### TEXT BLOCK:
The undersigned believes that it is the complainant who has the option to withdraw the documents submitted before the court, upon the appropriate request and consequent approval by the court.  Respondent’s task, on the other hand, is merely to see to it that all documents received by the court should be placed in their proper case folder irregardless of whether the same was unsubscribed and unsigned.[8]
The Executive Judge then concluded that there was basis for the filing of the present administrative case for gross misconduct and infidelity in the custody of documents against the complainant.

We agree with the findings of Executive Judge Agloro and rule that the respondent was remiss in his duty as branch clerk of court.

### STATED GOAL 1:
List every title or role that the passage on the branch clerk's duty uses to refer to a person.
### STATED GOAL 2:
In the passage on the branch clerk's duty, whose findings does the ruling agree with?
### STATED GOAL 3:
For each statement, say whether it agrees with the passage on the branch clerk's duty, and quote the words that decide it. (a) The complainant has the option to withdraw documents submitted to the court. (b) Only signed documents are to be placed in their proper case folder. (c) The ruling finds that the respondent fulfilled his duty.

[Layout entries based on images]
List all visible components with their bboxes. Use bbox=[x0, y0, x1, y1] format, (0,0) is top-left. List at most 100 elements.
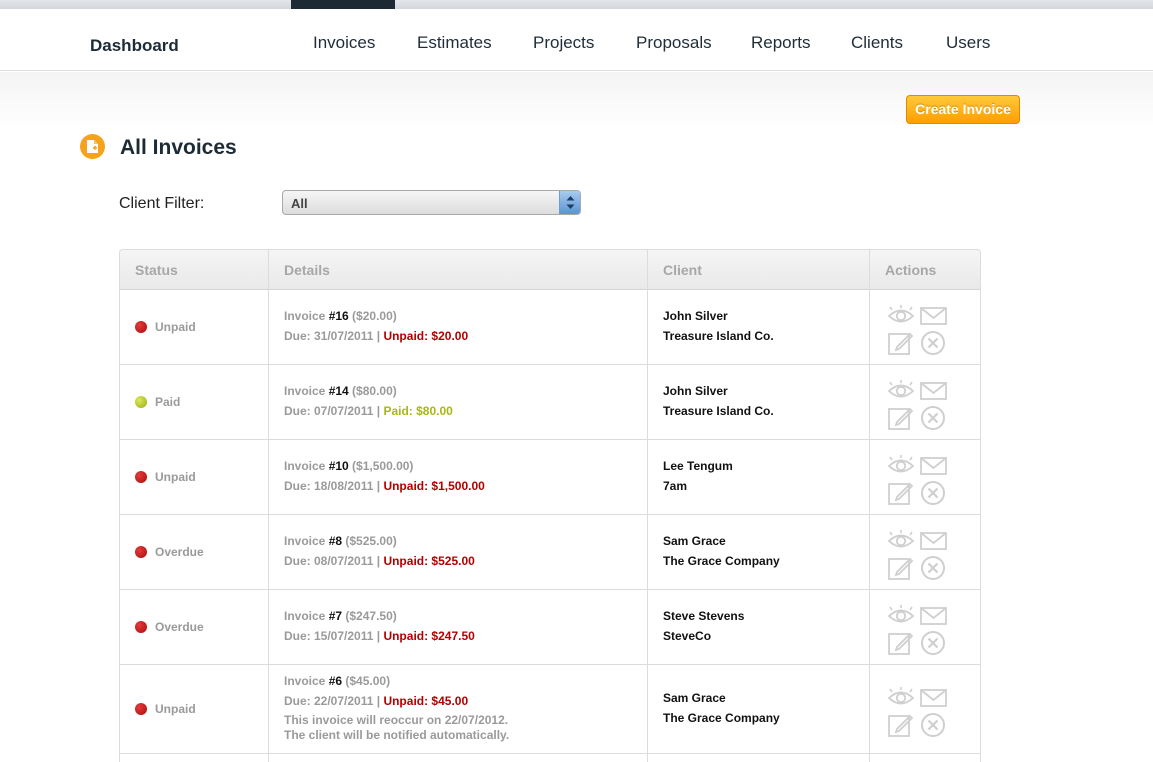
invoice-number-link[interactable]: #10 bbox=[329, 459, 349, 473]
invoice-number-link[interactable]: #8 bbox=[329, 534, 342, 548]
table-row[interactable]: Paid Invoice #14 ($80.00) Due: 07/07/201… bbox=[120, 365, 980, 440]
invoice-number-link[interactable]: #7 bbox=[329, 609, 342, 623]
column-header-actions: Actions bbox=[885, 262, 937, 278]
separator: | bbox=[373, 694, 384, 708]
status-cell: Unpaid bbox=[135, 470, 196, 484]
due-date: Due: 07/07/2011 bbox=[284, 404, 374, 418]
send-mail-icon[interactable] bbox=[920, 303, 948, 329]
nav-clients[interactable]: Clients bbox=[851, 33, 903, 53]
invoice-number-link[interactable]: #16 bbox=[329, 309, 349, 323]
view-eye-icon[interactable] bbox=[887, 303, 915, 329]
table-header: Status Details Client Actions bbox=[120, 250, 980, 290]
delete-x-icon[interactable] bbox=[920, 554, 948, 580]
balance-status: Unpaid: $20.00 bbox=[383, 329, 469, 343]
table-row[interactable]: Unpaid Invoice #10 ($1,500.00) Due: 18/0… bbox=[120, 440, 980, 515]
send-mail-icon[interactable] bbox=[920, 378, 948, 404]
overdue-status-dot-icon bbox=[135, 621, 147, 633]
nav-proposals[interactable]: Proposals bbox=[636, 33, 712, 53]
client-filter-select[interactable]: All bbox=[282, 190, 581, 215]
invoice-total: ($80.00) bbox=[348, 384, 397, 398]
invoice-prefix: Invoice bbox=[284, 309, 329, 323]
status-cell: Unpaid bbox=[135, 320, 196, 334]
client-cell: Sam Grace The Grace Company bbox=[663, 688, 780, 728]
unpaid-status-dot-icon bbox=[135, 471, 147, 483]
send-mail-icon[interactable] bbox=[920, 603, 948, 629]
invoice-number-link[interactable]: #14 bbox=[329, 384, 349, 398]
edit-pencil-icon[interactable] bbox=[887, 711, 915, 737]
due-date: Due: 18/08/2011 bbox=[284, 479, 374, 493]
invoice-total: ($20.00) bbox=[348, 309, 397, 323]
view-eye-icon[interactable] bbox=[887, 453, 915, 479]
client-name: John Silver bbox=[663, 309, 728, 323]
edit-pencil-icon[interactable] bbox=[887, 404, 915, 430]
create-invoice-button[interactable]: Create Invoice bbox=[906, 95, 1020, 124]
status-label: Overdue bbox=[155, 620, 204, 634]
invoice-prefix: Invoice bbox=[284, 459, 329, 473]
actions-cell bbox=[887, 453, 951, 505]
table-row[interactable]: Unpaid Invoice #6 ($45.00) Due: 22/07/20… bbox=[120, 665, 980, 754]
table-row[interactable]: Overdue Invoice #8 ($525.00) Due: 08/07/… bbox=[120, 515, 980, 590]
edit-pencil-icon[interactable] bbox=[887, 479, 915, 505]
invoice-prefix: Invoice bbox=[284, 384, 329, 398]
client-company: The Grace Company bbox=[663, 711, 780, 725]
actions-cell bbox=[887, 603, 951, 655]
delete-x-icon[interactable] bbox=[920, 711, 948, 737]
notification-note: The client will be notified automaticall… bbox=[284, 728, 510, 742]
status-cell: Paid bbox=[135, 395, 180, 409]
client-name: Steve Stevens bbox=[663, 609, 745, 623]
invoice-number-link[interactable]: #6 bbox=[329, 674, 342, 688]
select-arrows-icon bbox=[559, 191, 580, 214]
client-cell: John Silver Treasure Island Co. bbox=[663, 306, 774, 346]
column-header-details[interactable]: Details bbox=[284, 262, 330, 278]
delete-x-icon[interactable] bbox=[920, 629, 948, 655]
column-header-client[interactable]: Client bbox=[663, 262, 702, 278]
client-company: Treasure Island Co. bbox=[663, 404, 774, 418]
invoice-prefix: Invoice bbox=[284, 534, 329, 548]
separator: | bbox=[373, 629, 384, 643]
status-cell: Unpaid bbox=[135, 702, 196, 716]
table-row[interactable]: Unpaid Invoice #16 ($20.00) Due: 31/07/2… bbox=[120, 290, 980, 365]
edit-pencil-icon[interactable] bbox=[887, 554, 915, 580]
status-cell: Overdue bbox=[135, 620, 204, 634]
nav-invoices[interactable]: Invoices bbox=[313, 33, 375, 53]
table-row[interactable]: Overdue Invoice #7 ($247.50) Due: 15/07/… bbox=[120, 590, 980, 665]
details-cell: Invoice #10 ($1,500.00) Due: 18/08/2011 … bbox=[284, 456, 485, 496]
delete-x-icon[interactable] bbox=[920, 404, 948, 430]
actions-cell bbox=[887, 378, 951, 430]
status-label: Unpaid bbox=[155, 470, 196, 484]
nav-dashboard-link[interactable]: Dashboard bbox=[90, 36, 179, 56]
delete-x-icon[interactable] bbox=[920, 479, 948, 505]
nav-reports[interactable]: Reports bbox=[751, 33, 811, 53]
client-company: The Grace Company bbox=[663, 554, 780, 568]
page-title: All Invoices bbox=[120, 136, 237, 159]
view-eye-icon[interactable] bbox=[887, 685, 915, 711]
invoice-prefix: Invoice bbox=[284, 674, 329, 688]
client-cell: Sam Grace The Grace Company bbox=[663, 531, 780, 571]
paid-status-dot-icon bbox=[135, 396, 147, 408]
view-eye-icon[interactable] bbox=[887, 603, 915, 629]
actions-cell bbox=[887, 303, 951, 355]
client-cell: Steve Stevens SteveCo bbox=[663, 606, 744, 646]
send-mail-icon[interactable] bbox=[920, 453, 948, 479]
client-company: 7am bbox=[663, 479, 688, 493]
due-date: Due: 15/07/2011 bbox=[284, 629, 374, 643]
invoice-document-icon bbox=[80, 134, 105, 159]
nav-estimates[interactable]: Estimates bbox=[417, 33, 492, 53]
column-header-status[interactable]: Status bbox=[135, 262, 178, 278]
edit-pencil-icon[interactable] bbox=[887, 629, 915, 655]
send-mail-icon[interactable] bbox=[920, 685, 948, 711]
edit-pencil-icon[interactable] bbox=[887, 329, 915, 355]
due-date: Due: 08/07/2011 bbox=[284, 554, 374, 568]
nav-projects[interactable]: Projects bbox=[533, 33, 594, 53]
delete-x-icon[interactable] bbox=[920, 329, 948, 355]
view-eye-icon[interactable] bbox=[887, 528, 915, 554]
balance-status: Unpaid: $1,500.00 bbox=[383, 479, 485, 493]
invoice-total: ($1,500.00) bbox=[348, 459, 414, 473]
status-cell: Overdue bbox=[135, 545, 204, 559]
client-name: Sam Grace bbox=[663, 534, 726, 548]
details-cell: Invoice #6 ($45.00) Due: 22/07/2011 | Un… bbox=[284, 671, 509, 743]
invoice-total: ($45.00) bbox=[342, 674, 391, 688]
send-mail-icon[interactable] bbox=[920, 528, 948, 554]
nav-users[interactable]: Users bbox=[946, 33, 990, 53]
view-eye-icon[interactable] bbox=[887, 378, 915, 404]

### EXPECTED OUTPUT 1:
the undersigned, the complainant, the respondent, the Executive Judge, branch clerk of court

### EXPECTED OUTPUT 2:
It agrees with the findings of Executive Judge Agloro.

### EXPECTED OUTPUT 3:
(a) Yes: "it is the complainant who has the option to withdraw the documents submitted before the court"
(b) No: "irregardless of whether the same was unsubscribed and unsigned"
(c) No: "the respondent was remiss in his duty as branch clerk of court"